** BEGIN Data to use **

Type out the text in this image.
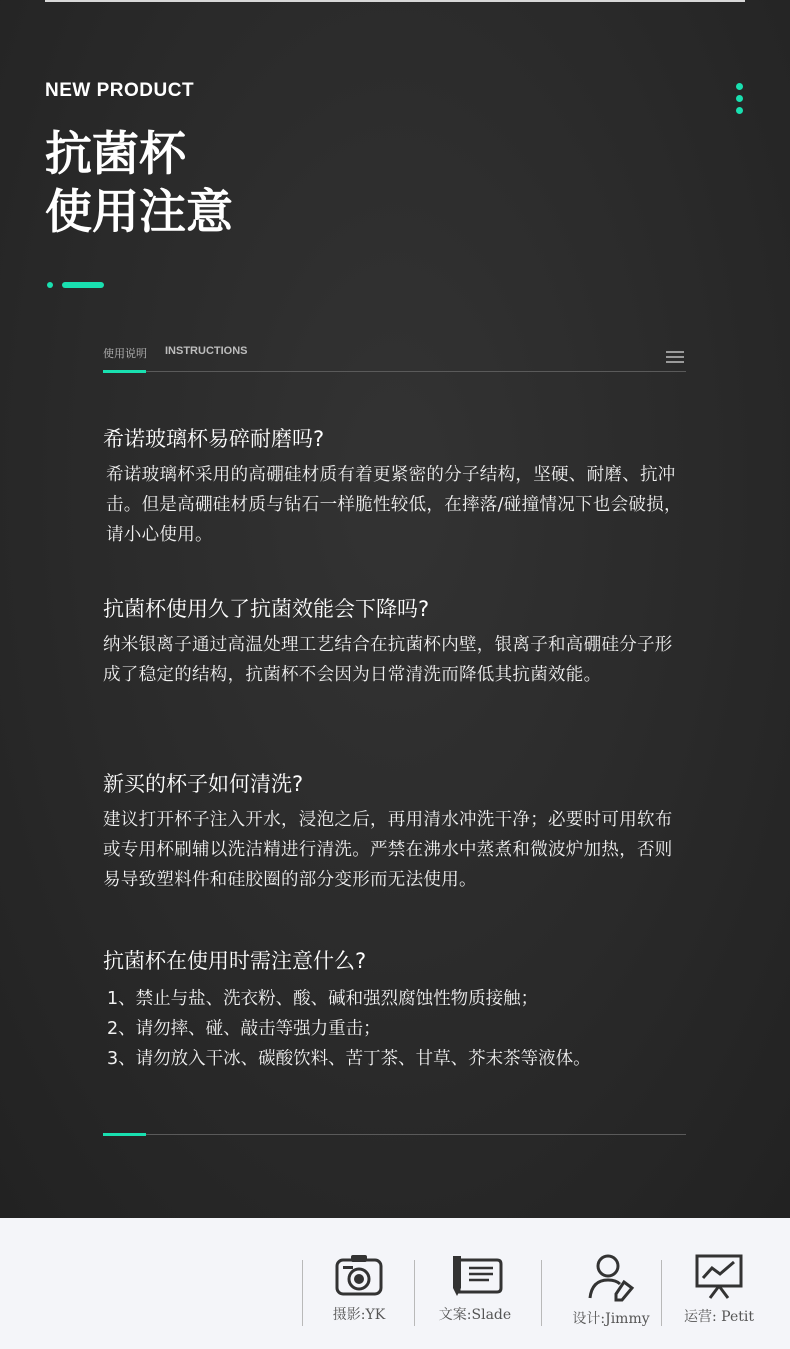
NEW PRODUCT
抗菌杯
使用注意
使用说明 INSTRUCTIONS
希诺玻璃杯易碎耐磨吗?

希诺玻璃杯采用的高硼硅材质有着更紧密的分子结构，坚硬、耐磨、抗冲击。但是高硼硅材质与钻石一样脆性较低，在摔落/碰撞情况下也会破损，请小心使用。

抗菌杯使用久了抗菌效能会下降吗?

纳米银离子通过高温处理工艺结合在抗菌杯内壁，银离子和高硼硅分子形成了稳定的结构，抗菌杯不会因为日常清洗而降低其抗菌效能。

新买的杯子如何清洗?

建议打开杯子注入开水，浸泡之后，再用清水冲洗干净；必要时可用软布或专用杯刷辅以洗洁精进行清洗。严禁在沸水中蒸煮和微波炉加热，否则易导致塑料件和硅胶圈的部分变形而无法使用。

抗菌杯在使用时需注意什么?
1、禁止与盐、洗衣粉、酸、碱和强烈腐蚀性物质接触；
2、请勿摔、碰、敲击等强力重击；
3、请勿放入干冰、碳酸饮料、苦丁茶、甘草、芥末茶等液体。
摄影:YK	文案:Slade	设计:Jimmy	运营: Petit
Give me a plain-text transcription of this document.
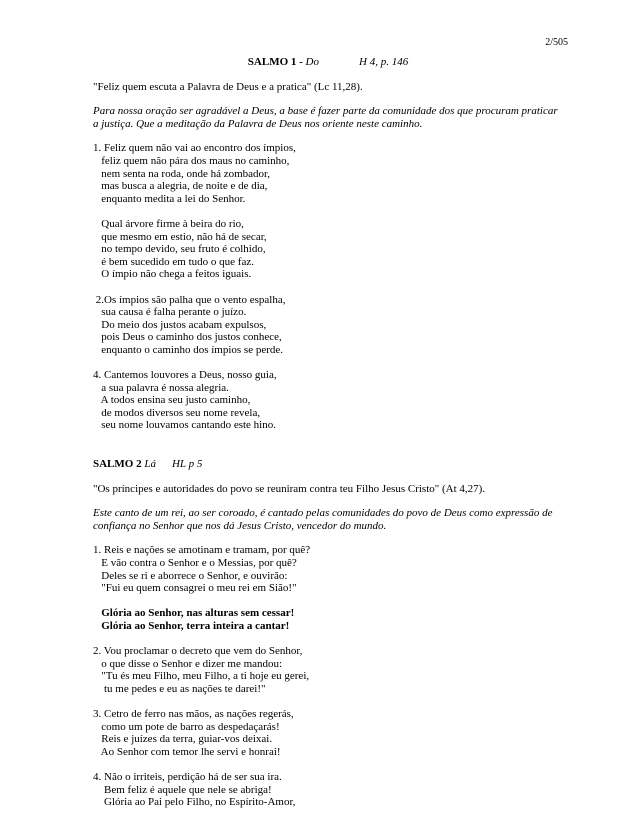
2/505
SALMO 1 - Do	H 4, p. 146
"Feliz quem escuta a Palavra de Deus e a pratica" (Lc 11,28).
Para nossa oração ser agradável a Deus, a base é fazer parte da comunidade dos que procuram praticar a justiça. Que a meditação da Palavra de Deus nos oriente neste caminho.
1. Feliz quem não vai ao encontro dos ímpios,
feliz quem não pára dos maus no caminho,
nem senta na roda, onde há zombador,
mas busca a alegria, de noite e de dia,
enquanto medita a lei do Senhor.
Qual árvore firme à beira do rio,
que mesmo em estio, não há de secar,
no tempo devido, seu fruto é colhido,
é bem sucedido em tudo o que faz.
O ímpio não chega a feitos iguais.
2.Os ímpios são palha que o vento espalha,
sua causa é falha perante o juízo.
Do meio dos justos acabam expulsos,
pois Deus o caminho dos justos conhece,
enquanto o caminho dos ímpios se perde.
4. Cantemos louvores a Deus, nosso guia,
a sua palavra é nossa alegria.
A todos ensina seu justo caminho,
de modos diversos seu nome revela,
seu nome louvamos cantando este hino.
SALMO 2 Lá HL p 5
"Os príncipes e autoridades do povo se reuniram contra teu Filho Jesus Cristo" (At 4,27).
Este canto de um rei, ao ser coroado, é cantado pelas comunidades do povo de Deus como expressão de confiança no Senhor que nos dá Jesus Cristo, vencedor do mundo.
1. Reis e nações se amotinam e tramam, por quê?
E vão contra o Senhor e o Messias, por quê?
Deles se ri e aborrece o Senhor, e ouvirão:
"Fui eu quem consagrei o meu rei em Sião!"
Glória ao Senhor, nas alturas sem cessar!
Glória ao Senhor, terra inteira a cantar!
2. Vou proclamar o decreto que vem do Senhor,
o que disse o Senhor e dizer me mandou:
"Tu és meu Filho, meu Filho, a ti hoje eu gerei,
tu me pedes e eu as nações te darei!"
3. Cetro de ferro nas mãos, as nações regerás,
como um pote de barro as despedaçarás!
Reis e juízes da terra, guiar-vos deixai.
Ao Senhor com temor lhe servi e honrai!
4. Não o irriteis, perdição há de ser sua ira.
Bem feliz é aquele que nele se abriga!
Glória ao Pai pelo Filho, no Espírito-Amor,
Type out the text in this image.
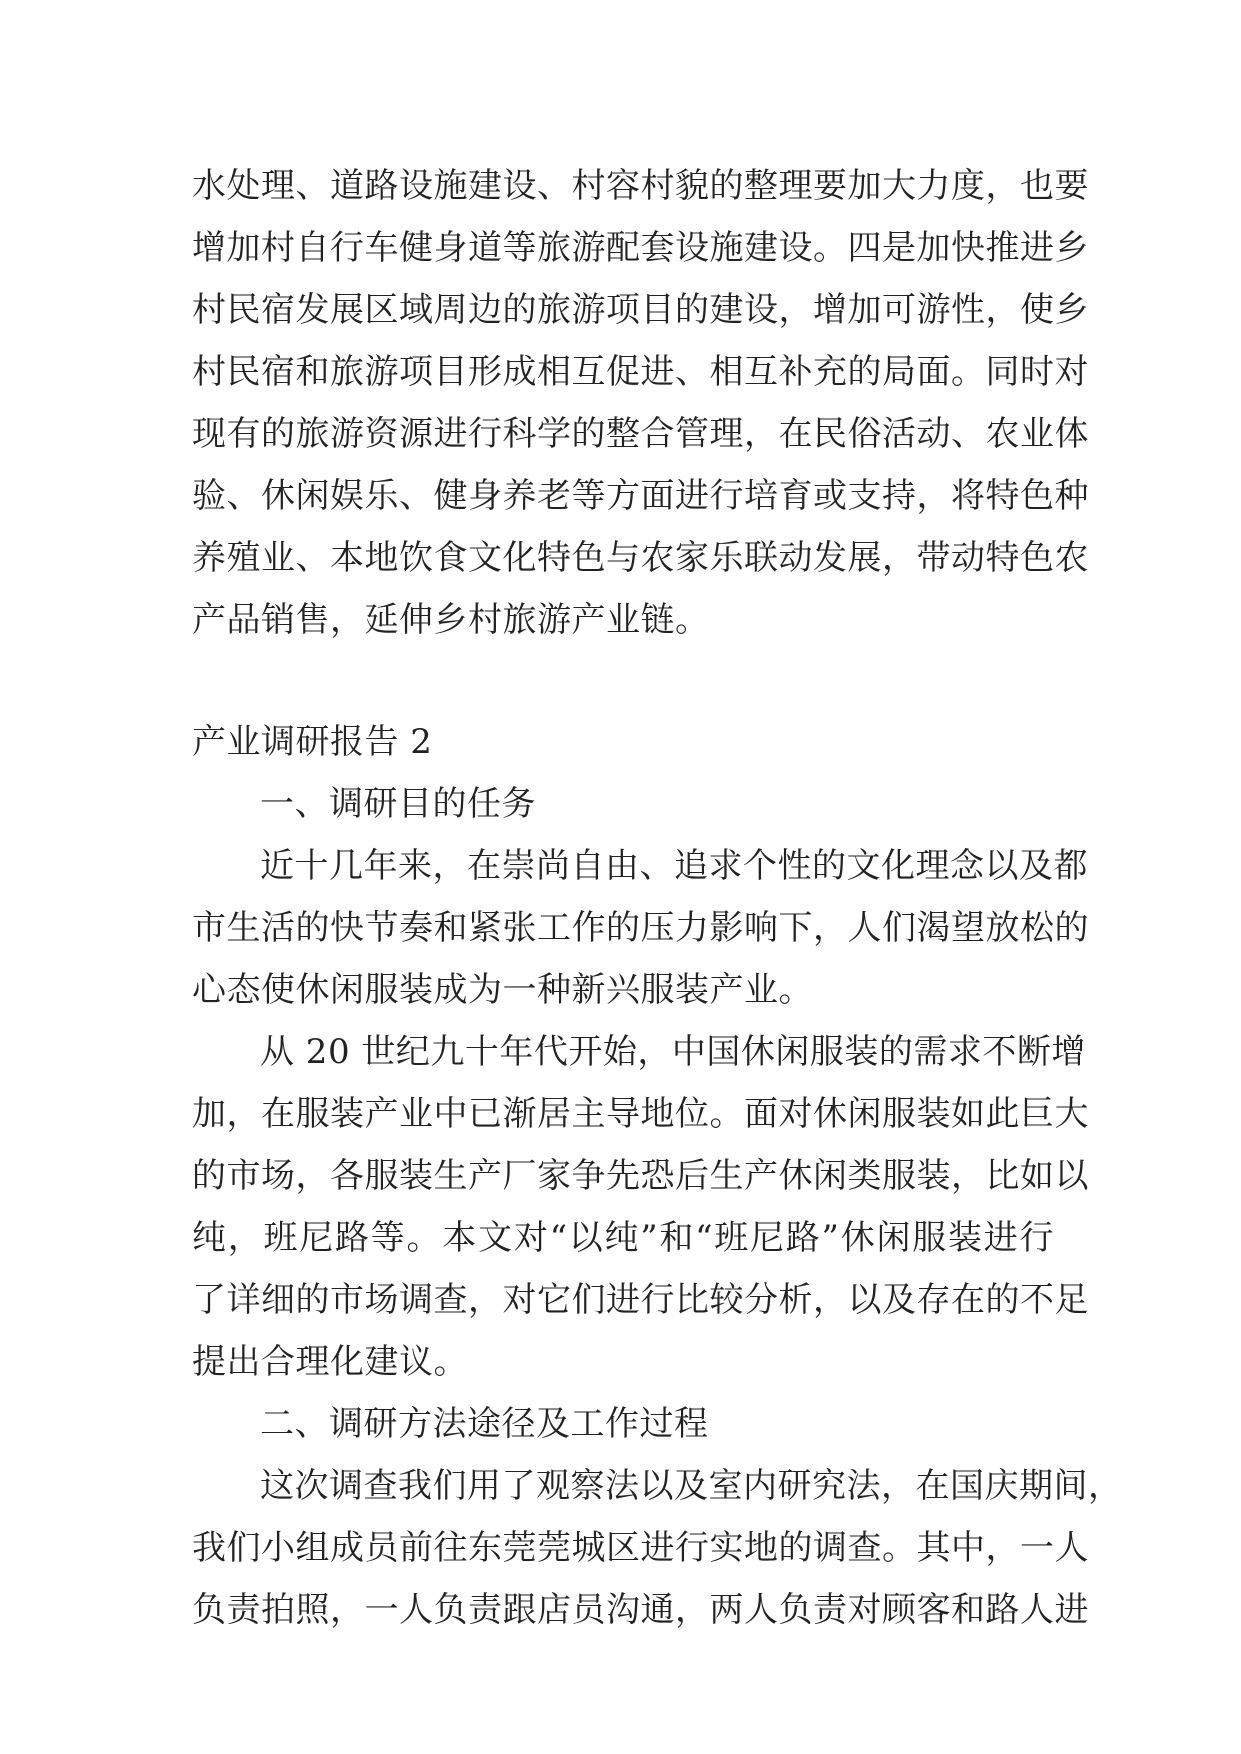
水处理、道路设施建设、村容村貌的整理要加大力度，也要
增加村自行车健身道等旅游配套设施建设。四是加快推进乡
村民宿发展区域周边的旅游项目的建设，增加可游性，使乡
村民宿和旅游项目形成相互促进、相互补充的局面。同时对
现有的旅游资源进行科学的整合管理，在民俗活动、农业体
验、休闲娱乐、健身养老等方面进行培育或支持，将特色种
养殖业、本地饮食文化特色与农家乐联动发展，带动特色农
产品销售，延伸乡村旅游产业链。
产业调研报告 2
一、调研目的任务
近十几年来，在崇尚自由、追求个性的文化理念以及都
市生活的快节奏和紧张工作的压力影响下，人们渴望放松的
心态使休闲服装成为一种新兴服装产业。
从 20 世纪九十年代开始，中国休闲服装的需求不断增
加，在服装产业中已渐居主导地位。面对休闲服装如此巨大
的市场，各服装生产厂家争先恐后生产休闲类服装，比如以
纯，班尼路等。本文对“以纯”和“班尼路”休闲服装进行
了详细的市场调查，对它们进行比较分析，以及存在的不足
提出合理化建议。
二、调研方法途径及工作过程
这次调查我们用了观察法以及室内研究法，在国庆期间，
我们小组成员前往东莞莞城区进行实地的调查。其中，一人
负责拍照，一人负责跟店员沟通，两人负责对顾客和路人进
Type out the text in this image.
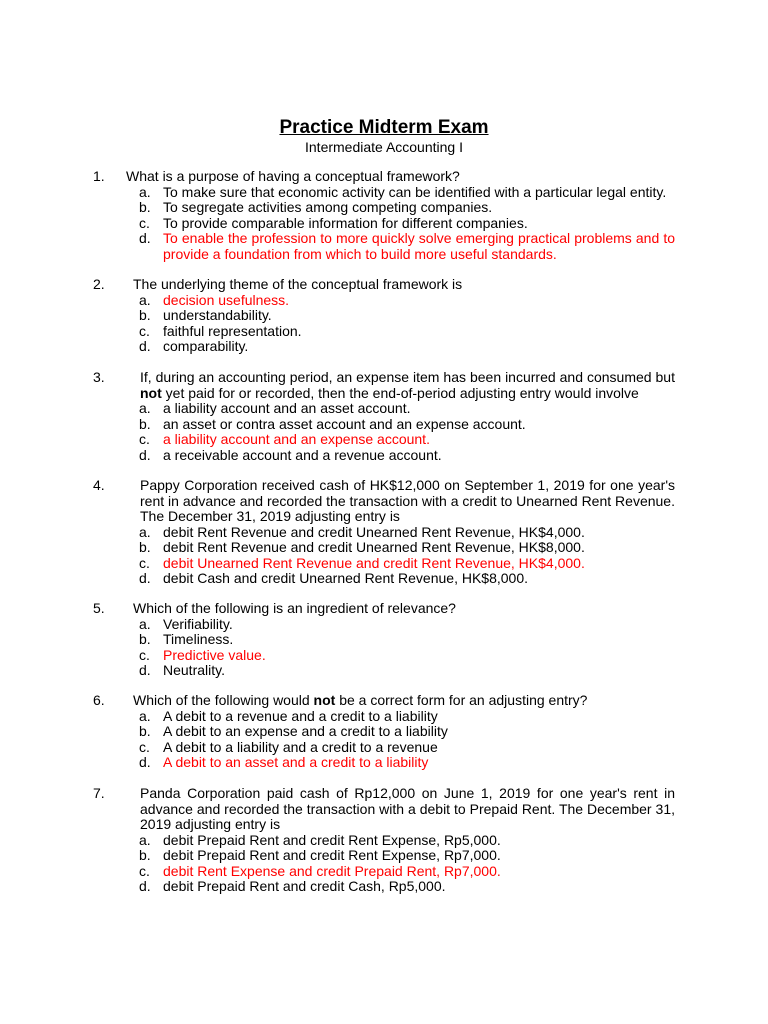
Practice Midterm Exam
Intermediate Accounting I
1. What is a purpose of having a conceptual framework?
a. To make sure that economic activity can be identified with a particular legal entity.
b. To segregate activities among competing companies.
c. To provide comparable information for different companies.
d. To enable the profession to more quickly solve emerging practical problems and to provide a foundation from which to build more useful standards.
2. The underlying theme of the conceptual framework is
a. decision usefulness.
b. understandability.
c. faithful representation.
d. comparability.
3.	If, during an accounting period, an expense item has been incurred and consumed but not yet paid for or recorded, then the end-of-period adjusting entry would involve
a. a liability account and an asset account.
b. an asset or contra asset account and an expense account.
c. a liability account and an expense account.
d. a receivable account and a revenue account.
4.	Pappy Corporation received cash of HK$12,000 on September 1, 2019 for one year's rent in advance and recorded the transaction with a credit to Unearned Rent Revenue. The December 31, 2019 adjusting entry is
a. debit Rent Revenue and credit Unearned Rent Revenue, HK$4,000.
b. debit Rent Revenue and credit Unearned Rent Revenue, HK$8,000.
c. debit Unearned Rent Revenue and credit Rent Revenue, HK$4,000.
d. debit Cash and credit Unearned Rent Revenue, HK$8,000.
5. Which of the following is an ingredient of relevance?
a. Verifiability.
b. Timeliness.
c. Predictive value.
d. Neutrality.
6. Which of the following would not be a correct form for an adjusting entry?
a. A debit to a revenue and a credit to a liability
b. A debit to an expense and a credit to a liability
c. A debit to a liability and a credit to a revenue
d. A debit to an asset and a credit to a liability
7.	Panda Corporation paid cash of Rp12,000 on June 1, 2019 for one year's rent in advance and recorded the transaction with a debit to Prepaid Rent. The December 31, 2019 adjusting entry is
a. debit Prepaid Rent and credit Rent Expense, Rp5,000.
b. debit Prepaid Rent and credit Rent Expense, Rp7,000.
c. debit Rent Expense and credit Prepaid Rent, Rp7,000.
d. debit Prepaid Rent and credit Cash, Rp5,000.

** END Data to use **

Short task
Gather all lines with the string "provide" from the data.

Response
c. To provide comparable information for different companies.
d. To enable the profession to more quickly solve emerging practical problems and to provide a foundation from which to build more useful standards.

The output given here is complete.